| What the task asks |
Print the entries below word for word; the pictures stay out of your copy.

"""

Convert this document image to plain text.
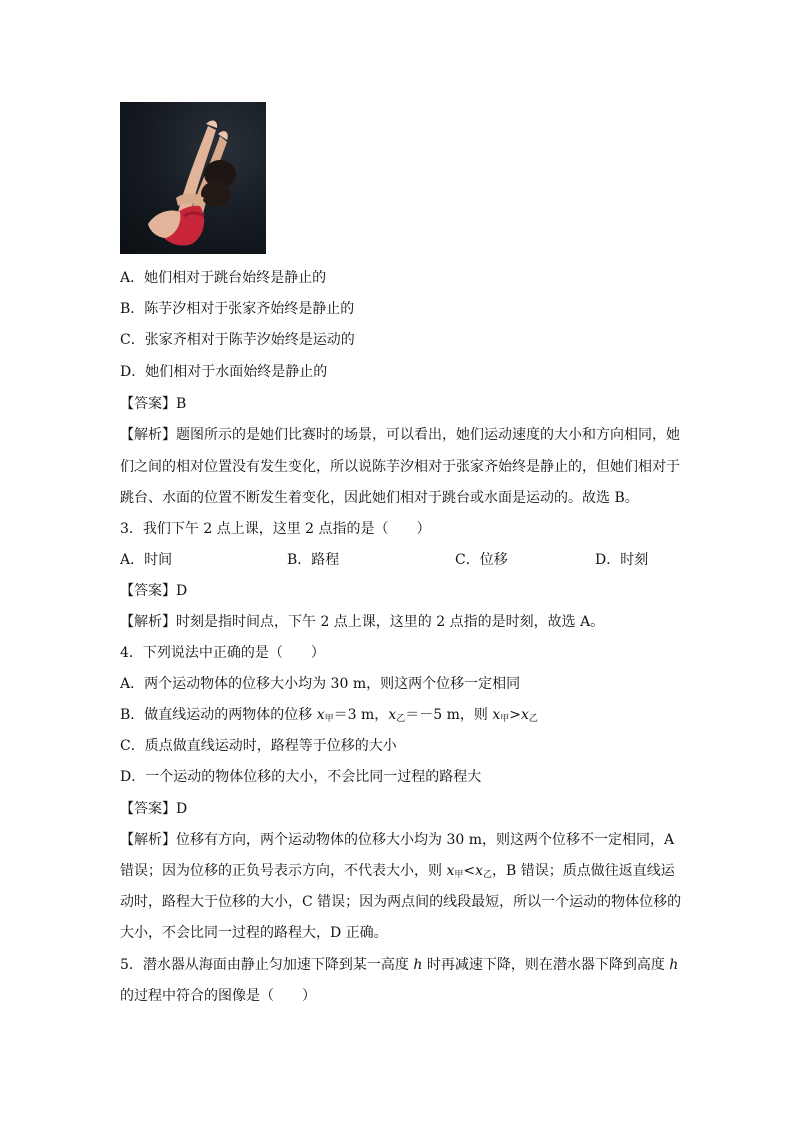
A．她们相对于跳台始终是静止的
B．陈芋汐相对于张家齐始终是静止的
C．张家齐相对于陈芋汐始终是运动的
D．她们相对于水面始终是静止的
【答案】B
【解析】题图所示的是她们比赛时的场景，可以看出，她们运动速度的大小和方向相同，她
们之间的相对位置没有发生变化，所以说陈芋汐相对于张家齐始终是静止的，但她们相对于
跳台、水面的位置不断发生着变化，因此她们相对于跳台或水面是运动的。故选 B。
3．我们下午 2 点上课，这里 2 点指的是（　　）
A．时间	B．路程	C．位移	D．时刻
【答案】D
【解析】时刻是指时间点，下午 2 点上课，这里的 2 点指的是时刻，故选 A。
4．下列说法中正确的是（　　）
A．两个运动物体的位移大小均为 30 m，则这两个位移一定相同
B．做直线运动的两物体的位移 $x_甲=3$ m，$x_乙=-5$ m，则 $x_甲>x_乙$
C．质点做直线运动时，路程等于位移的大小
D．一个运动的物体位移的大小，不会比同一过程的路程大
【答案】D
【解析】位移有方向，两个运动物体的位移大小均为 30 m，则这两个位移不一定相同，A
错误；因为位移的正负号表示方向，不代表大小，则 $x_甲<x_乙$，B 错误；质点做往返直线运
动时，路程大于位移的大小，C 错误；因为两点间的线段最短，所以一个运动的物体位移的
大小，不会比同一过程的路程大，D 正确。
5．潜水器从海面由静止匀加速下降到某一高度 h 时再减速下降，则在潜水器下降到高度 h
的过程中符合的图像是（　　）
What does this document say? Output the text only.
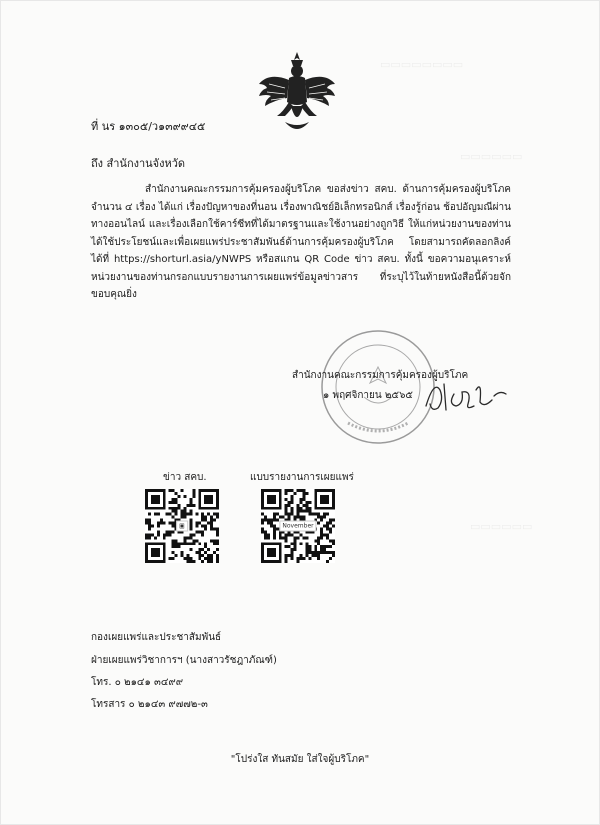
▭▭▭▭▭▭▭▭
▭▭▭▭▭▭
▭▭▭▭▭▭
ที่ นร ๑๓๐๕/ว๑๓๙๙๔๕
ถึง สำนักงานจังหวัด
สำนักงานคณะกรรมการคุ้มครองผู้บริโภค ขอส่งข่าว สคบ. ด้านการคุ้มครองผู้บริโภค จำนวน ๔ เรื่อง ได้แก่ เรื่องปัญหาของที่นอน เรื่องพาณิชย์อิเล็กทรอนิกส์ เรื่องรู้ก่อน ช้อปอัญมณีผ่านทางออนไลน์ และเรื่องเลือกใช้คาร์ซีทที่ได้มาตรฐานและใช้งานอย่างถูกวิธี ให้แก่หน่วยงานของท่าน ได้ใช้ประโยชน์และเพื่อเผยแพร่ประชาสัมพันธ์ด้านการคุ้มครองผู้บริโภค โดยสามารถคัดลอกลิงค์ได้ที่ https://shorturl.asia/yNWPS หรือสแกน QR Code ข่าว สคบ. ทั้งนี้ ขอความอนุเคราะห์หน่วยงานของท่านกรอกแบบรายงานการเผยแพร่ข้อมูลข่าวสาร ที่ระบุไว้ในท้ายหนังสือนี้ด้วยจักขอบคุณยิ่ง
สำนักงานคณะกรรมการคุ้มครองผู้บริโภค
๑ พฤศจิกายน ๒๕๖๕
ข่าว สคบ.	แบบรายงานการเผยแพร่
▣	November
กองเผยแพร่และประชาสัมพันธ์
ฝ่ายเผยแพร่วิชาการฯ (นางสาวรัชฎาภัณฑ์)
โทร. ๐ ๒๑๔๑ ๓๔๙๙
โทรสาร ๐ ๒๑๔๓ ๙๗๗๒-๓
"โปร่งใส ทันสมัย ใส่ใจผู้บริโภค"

"""

| Answer to this exercise |
Convert this document image to plain text.
A．她们相对于跳台始终是静止的
B．陈芋汐相对于张家齐始终是静止的
C．张家齐相对于陈芋汐始终是运动的
D．她们相对于水面始终是静止的
【答案】B
【解析】题图所示的是她们比赛时的场景，可以看出，她们运动速度的大小和方向相同，她
们之间的相对位置没有发生变化，所以说陈芋汐相对于张家齐始终是静止的，但她们相对于
跳台、水面的位置不断发生着变化，因此她们相对于跳台或水面是运动的。故选 B。
3．我们下午 2 点上课，这里 2 点指的是（　　）
A．时间	B．路程	C．位移	D．时刻
【答案】D
【解析】时刻是指时间点，下午 2 点上课，这里的 2 点指的是时刻，故选 A。
4．下列说法中正确的是（　　）
A．两个运动物体的位移大小均为 30 m，则这两个位移一定相同
B．做直线运动的两物体的位移 $x_甲=3$ m，$x_乙=-5$ m，则 $x_甲>x_乙$
C．质点做直线运动时，路程等于位移的大小
D．一个运动的物体位移的大小，不会比同一过程的路程大
【答案】D
【解析】位移有方向，两个运动物体的位移大小均为 30 m，则这两个位移不一定相同，A
错误；因为位移的正负号表示方向，不代表大小，则 $x_甲<x_乙$，B 错误；质点做往返直线运
动时，路程大于位移的大小，C 错误；因为两点间的线段最短，所以一个运动的物体位移的
大小，不会比同一过程的路程大，D 正确。
5．潜水器从海面由静止匀加速下降到某一高度 h 时再减速下降，则在潜水器下降到高度 h
的过程中符合的图像是（　　）
What does this document say? Output the text only.
▭▭▭▭▭▭▭▭
▭▭▭▭▭▭
▭▭▭▭▭▭
ที่ นร ๑๓๐๕/ว๑๓๙๙๔๕
ถึง สำนักงานจังหวัด
สำนักงานคณะกรรมการคุ้มครองผู้บริโภค ขอส่งข่าว สคบ. ด้านการคุ้มครองผู้บริโภค จำนวน ๔ เรื่อง ได้แก่ เรื่องปัญหาของที่นอน เรื่องพาณิชย์อิเล็กทรอนิกส์ เรื่องรู้ก่อน ช้อปอัญมณีผ่านทางออนไลน์ และเรื่องเลือกใช้คาร์ซีทที่ได้มาตรฐานและใช้งานอย่างถูกวิธี ให้แก่หน่วยงานของท่าน ได้ใช้ประโยชน์และเพื่อเผยแพร่ประชาสัมพันธ์ด้านการคุ้มครองผู้บริโภค โดยสามารถคัดลอกลิงค์ได้ที่ https://shorturl.asia/yNWPS หรือสแกน QR Code ข่าว สคบ. ทั้งนี้ ขอความอนุเคราะห์หน่วยงานของท่านกรอกแบบรายงานการเผยแพร่ข้อมูลข่าวสาร ที่ระบุไว้ในท้ายหนังสือนี้ด้วยจักขอบคุณยิ่ง
สำนักงานคณะกรรมการคุ้มครองผู้บริโภค
๑ พฤศจิกายน ๒๕๖๕
ข่าว สคบ.	แบบรายงานการเผยแพร่
▣	November
กองเผยแพร่และประชาสัมพันธ์
ฝ่ายเผยแพร่วิชาการฯ (นางสาวรัชฎาภัณฑ์)
โทร. ๐ ๒๑๔๑ ๓๔๙๙
โทรสาร ๐ ๒๑๔๓ ๙๗๗๒-๓
"โปร่งใส ทันสมัย ใส่ใจผู้บริโภค"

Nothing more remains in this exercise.